DATA >>
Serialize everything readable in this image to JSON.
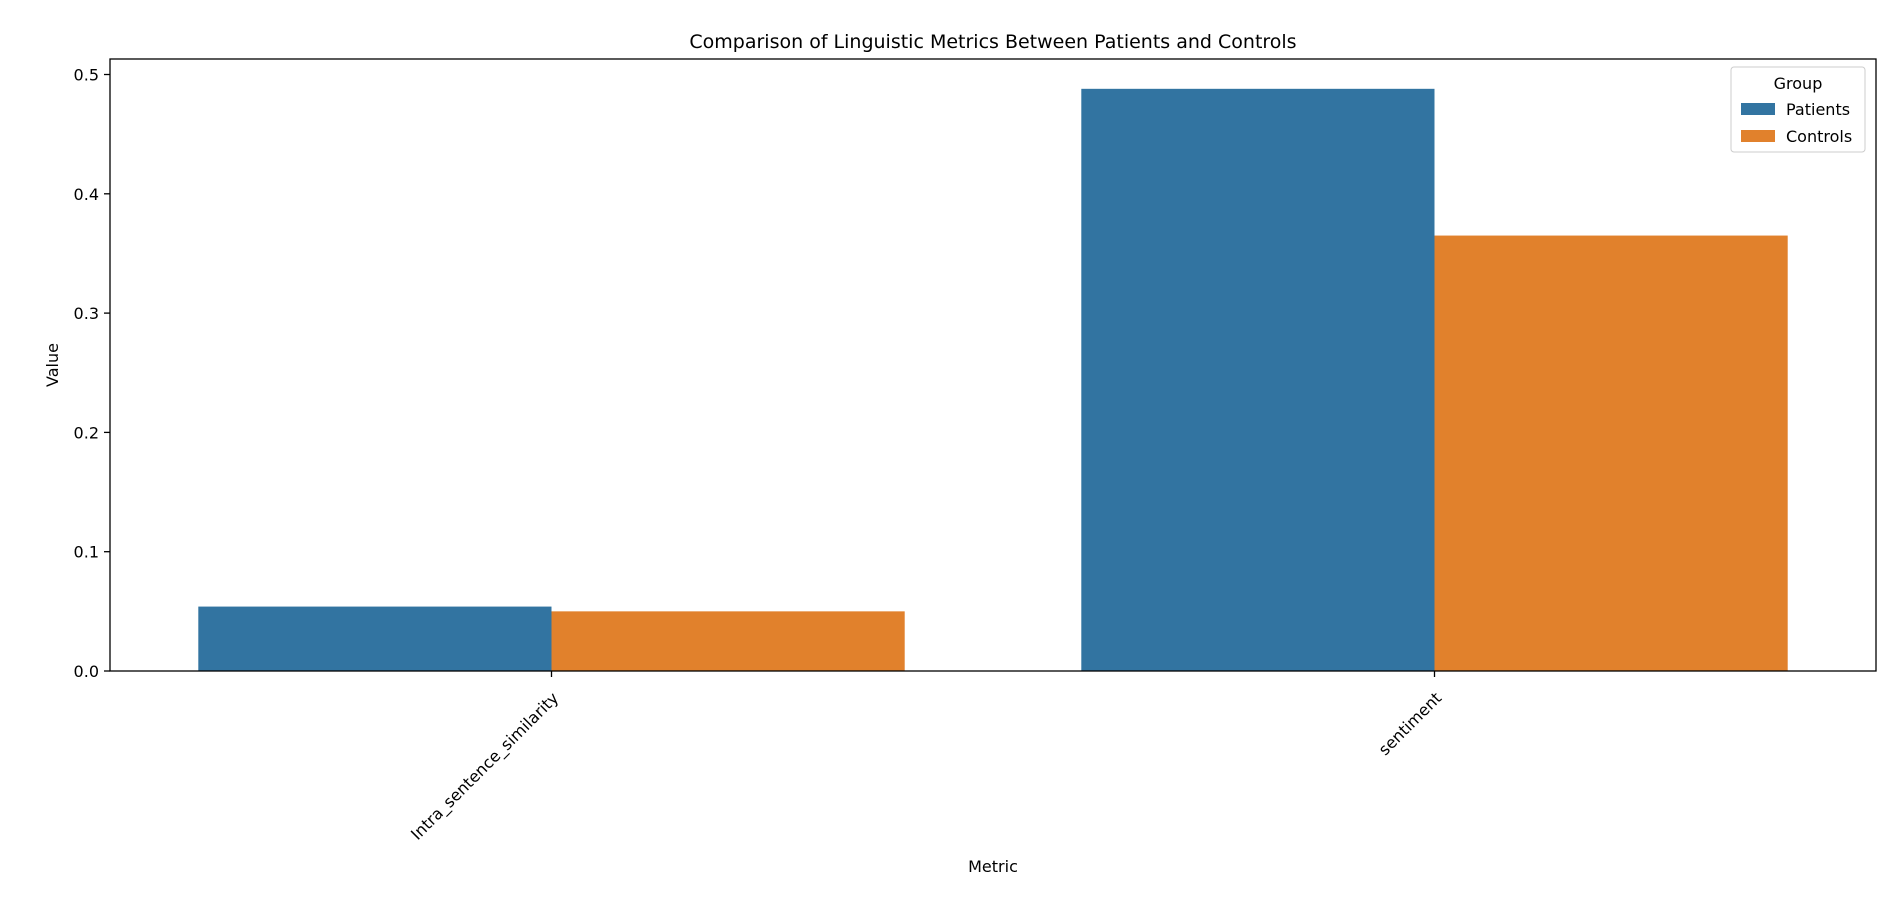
{
  "chart_data": {
    "type": "bar",
    "title": "Comparison of Linguistic Metrics Between Patients and Controls",
    "xlabel": "Metric",
    "ylabel": "Value",
    "categories": [
      "Intra_sentence_similarity",
      "sentiment"
    ],
    "series": [
      {
        "name": "Patients",
        "values": [
          0.054,
          0.488
        ],
        "color": "#3274a1"
      },
      {
        "name": "Controls",
        "values": [
          0.05,
          0.365
        ],
        "color": "#e1812c"
      }
    ],
    "ylim": [
      0,
      0.513
    ],
    "yticks": [
      0.0,
      0.1,
      0.2,
      0.3,
      0.4,
      0.5
    ],
    "legend": {
      "title": "Group",
      "placement": "top-right"
    },
    "grid": false
  }
}
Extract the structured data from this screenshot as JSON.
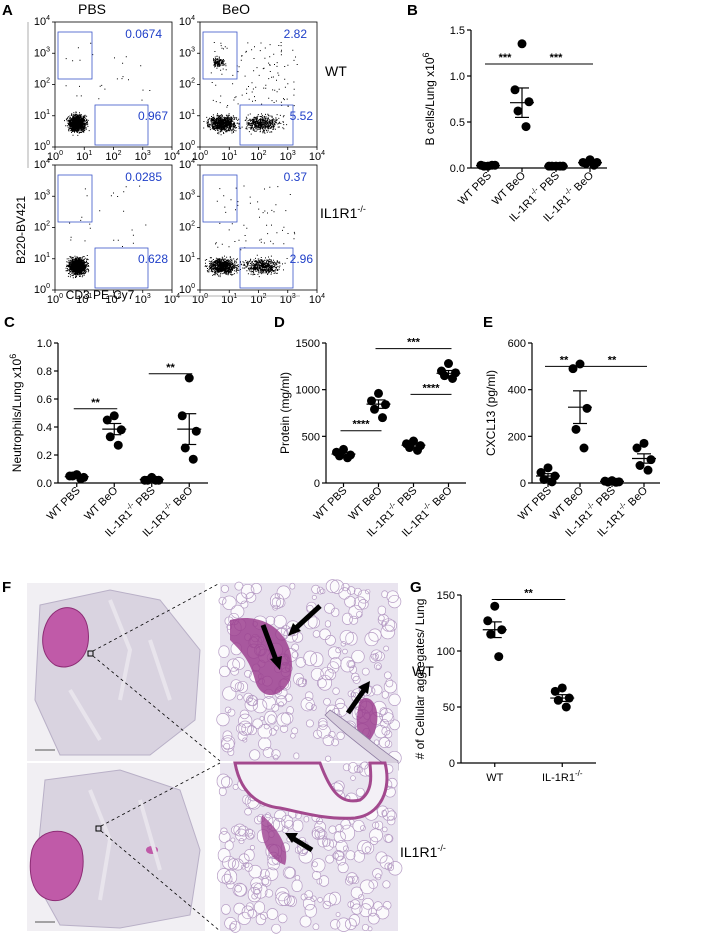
{
  "panels": {
    "A": {
      "letter": "A",
      "columns": [
        "PBS",
        "BeO"
      ],
      "rows": [
        "WT",
        "IL1R1"
      ],
      "row_superscript": "-/-",
      "x_axis": "CD3 PE-Cy7",
      "y_axis": "B220-BV421",
      "decade_labels": [
        "10",
        "10",
        "10",
        "10",
        "10"
      ],
      "decade_exps": [
        "0",
        "1",
        "2",
        "3",
        "4"
      ],
      "gate_values": [
        {
          "top": "0.0674",
          "bottom": "0.967"
        },
        {
          "top": "2.82",
          "bottom": "5.52"
        },
        {
          "top": "0.0285",
          "bottom": "0.628"
        },
        {
          "top": "0.37",
          "bottom": "2.96"
        }
      ]
    },
    "F": {
      "letter": "F",
      "rows": [
        "WT",
        "IL1R1"
      ],
      "row_superscript": "-/-"
    }
  },
  "colors": {
    "gate": "#3b55c9",
    "gate_text": "#1f3fc8",
    "tissue_background": "#dcd6e3",
    "tissue_stain": "#b24a9b",
    "zoom_background": "#e9e4ef"
  },
  "icons": [
    "arrow-icon"
  ],
  "chart_data": [
    {
      "id": "B",
      "letter": "B",
      "type": "scatter",
      "ylabel": "B cells/Lung x10",
      "ylabel_exp": "6",
      "ylim": [
        0,
        1.5
      ],
      "yticks": [
        "0.0",
        "0.5",
        "1.0",
        "1.5"
      ],
      "tick_values": [
        0,
        0.5,
        1.0,
        1.5
      ],
      "categories": [
        "WT PBS",
        "WT BeO",
        "IL-1R1",
        "IL-1R1"
      ],
      "category_suffix": [
        "",
        "",
        " PBS",
        " BeO"
      ],
      "category_super": [
        "",
        "",
        "-/-",
        "-/-"
      ],
      "groups": [
        [
          0.02,
          0.03,
          0.03,
          0.02,
          0.03
        ],
        [
          1.35,
          0.85,
          0.72,
          0.62,
          0.45
        ],
        [
          0.02,
          0.02,
          0.02,
          0.02,
          0.02
        ],
        [
          0.09,
          0.06,
          0.06,
          0.05,
          0.03
        ]
      ],
      "means": [
        0.025,
        0.71,
        0.02,
        0.058
      ],
      "sems": [
        0.003,
        0.16,
        0.001,
        0.01
      ],
      "significance": [
        {
          "from": 0,
          "to": 1,
          "value": 1.13,
          "label": "***"
        },
        {
          "from": 1,
          "to": 3,
          "value": 1.13,
          "label": "***"
        }
      ]
    },
    {
      "id": "C",
      "letter": "C",
      "type": "scatter",
      "ylabel": "Neutrophils/Lung x10",
      "ylabel_exp": "6",
      "ylim": [
        0,
        1.0
      ],
      "yticks": [
        "0.0",
        "0.2",
        "0.4",
        "0.6",
        "0.8",
        "1.0"
      ],
      "tick_values": [
        0,
        0.2,
        0.4,
        0.6,
        0.8,
        1.0
      ],
      "categories": [
        "WT PBS",
        "WT BeO",
        "IL-1R1",
        "IL-1R1"
      ],
      "category_suffix": [
        "",
        "",
        " PBS",
        " BeO"
      ],
      "category_super": [
        "",
        "",
        "-/-",
        "-/-"
      ],
      "groups": [
        [
          0.06,
          0.05,
          0.04,
          0.05,
          0.03
        ],
        [
          0.48,
          0.45,
          0.38,
          0.33,
          0.27
        ],
        [
          0.04,
          0.02,
          0.02,
          0.02,
          0.02
        ],
        [
          0.75,
          0.48,
          0.37,
          0.25,
          0.17
        ]
      ],
      "means": [
        0.045,
        0.385,
        0.025,
        0.385
      ],
      "sems": [
        0.005,
        0.04,
        0.004,
        0.11
      ],
      "significance": [
        {
          "from": 0,
          "to": 1,
          "value": 0.53,
          "label": "**"
        },
        {
          "from": 2,
          "to": 3,
          "value": 0.78,
          "label": "**"
        }
      ]
    },
    {
      "id": "D",
      "letter": "D",
      "type": "scatter",
      "ylabel": "Protein (mg/ml)",
      "ylabel_exp": "",
      "ylim": [
        0,
        1500
      ],
      "yticks": [
        "0",
        "500",
        "1000",
        "1500"
      ],
      "tick_values": [
        0,
        500,
        1000,
        1500
      ],
      "categories": [
        "WT PBS",
        "WT BeO",
        "IL-1R1",
        "IL-1R1"
      ],
      "category_suffix": [
        "",
        "",
        " PBS",
        " BeO"
      ],
      "category_super": [
        "",
        "",
        "-/-",
        "-/-"
      ],
      "groups": [
        [
          360,
          330,
          300,
          290,
          270
        ],
        [
          960,
          880,
          840,
          790,
          700
        ],
        [
          450,
          420,
          400,
          380,
          350
        ],
        [
          1280,
          1200,
          1180,
          1150,
          1120
        ]
      ],
      "means": [
        310,
        845,
        405,
        1175
      ],
      "sems": [
        18,
        45,
        18,
        30
      ],
      "significance": [
        {
          "from": 0,
          "to": 1,
          "value": 560,
          "label": "****"
        },
        {
          "from": 1,
          "to": 3,
          "value": 1440,
          "label": "***"
        },
        {
          "from": 2,
          "to": 3,
          "value": 950,
          "label": "****"
        }
      ]
    },
    {
      "id": "E",
      "letter": "E",
      "type": "scatter",
      "ylabel": "CXCL13 (pg/ml)",
      "ylabel_exp": "",
      "ylim": [
        0,
        600
      ],
      "yticks": [
        "0",
        "200",
        "400",
        "600"
      ],
      "tick_values": [
        0,
        200,
        400,
        600
      ],
      "categories": [
        "WT PBS",
        "WT BeO",
        "IL-1R1",
        "IL-1R1"
      ],
      "category_suffix": [
        "",
        "",
        " PBS",
        " BeO"
      ],
      "category_super": [
        "",
        "",
        "-/-",
        "-/-"
      ],
      "groups": [
        [
          65,
          45,
          30,
          15,
          5
        ],
        [
          510,
          490,
          320,
          230,
          150
        ],
        [
          10,
          8,
          5,
          4,
          3
        ],
        [
          170,
          150,
          100,
          75,
          55
        ]
      ],
      "means": [
        30,
        325,
        7,
        105
      ],
      "sems": [
        10,
        70,
        2,
        20
      ],
      "significance": [
        {
          "from": 0,
          "to": 1,
          "value": 500,
          "label": "**"
        },
        {
          "from": 1,
          "to": 3,
          "value": 500,
          "label": "**"
        }
      ]
    },
    {
      "id": "G",
      "letter": "G",
      "type": "scatter",
      "ylabel": "# of Cellular aggregates/ Lung",
      "ylabel_exp": "",
      "ylim": [
        0,
        150
      ],
      "yticks": [
        "0",
        "50",
        "100",
        "150"
      ],
      "tick_values": [
        0,
        50,
        100,
        150
      ],
      "categories": [
        "WT",
        "IL-1R1"
      ],
      "category_suffix": [
        "",
        ""
      ],
      "category_super": [
        "",
        "-/-"
      ],
      "groups": [
        [
          140,
          127,
          119,
          115,
          95
        ],
        [
          67,
          64,
          58,
          56,
          50
        ]
      ],
      "means": [
        119,
        58
      ],
      "sems": [
        7,
        3
      ],
      "significance": [
        {
          "from": 0,
          "to": 1,
          "value": 146,
          "label": "**"
        }
      ]
    }
  ]
}
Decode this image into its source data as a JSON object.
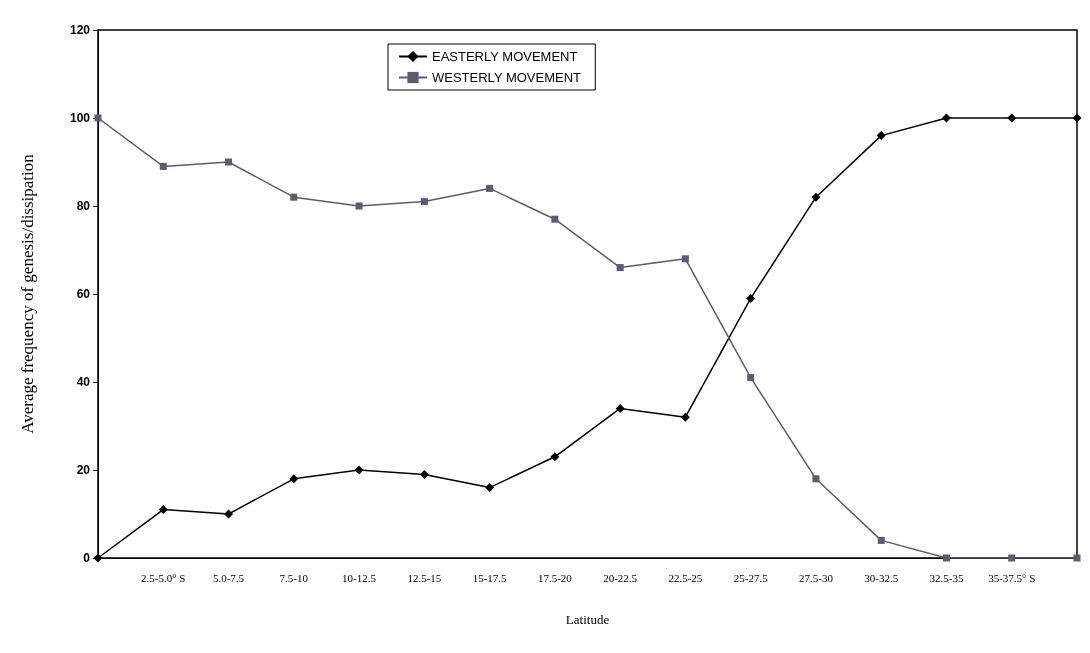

TASK STATEMENT >> Collect each line above holding the string "title".

ANSWER TO THE EXERCISE >>
    "title": "Comparison of Linguistic Metrics Between Patients and Controls",
      "title": "Group",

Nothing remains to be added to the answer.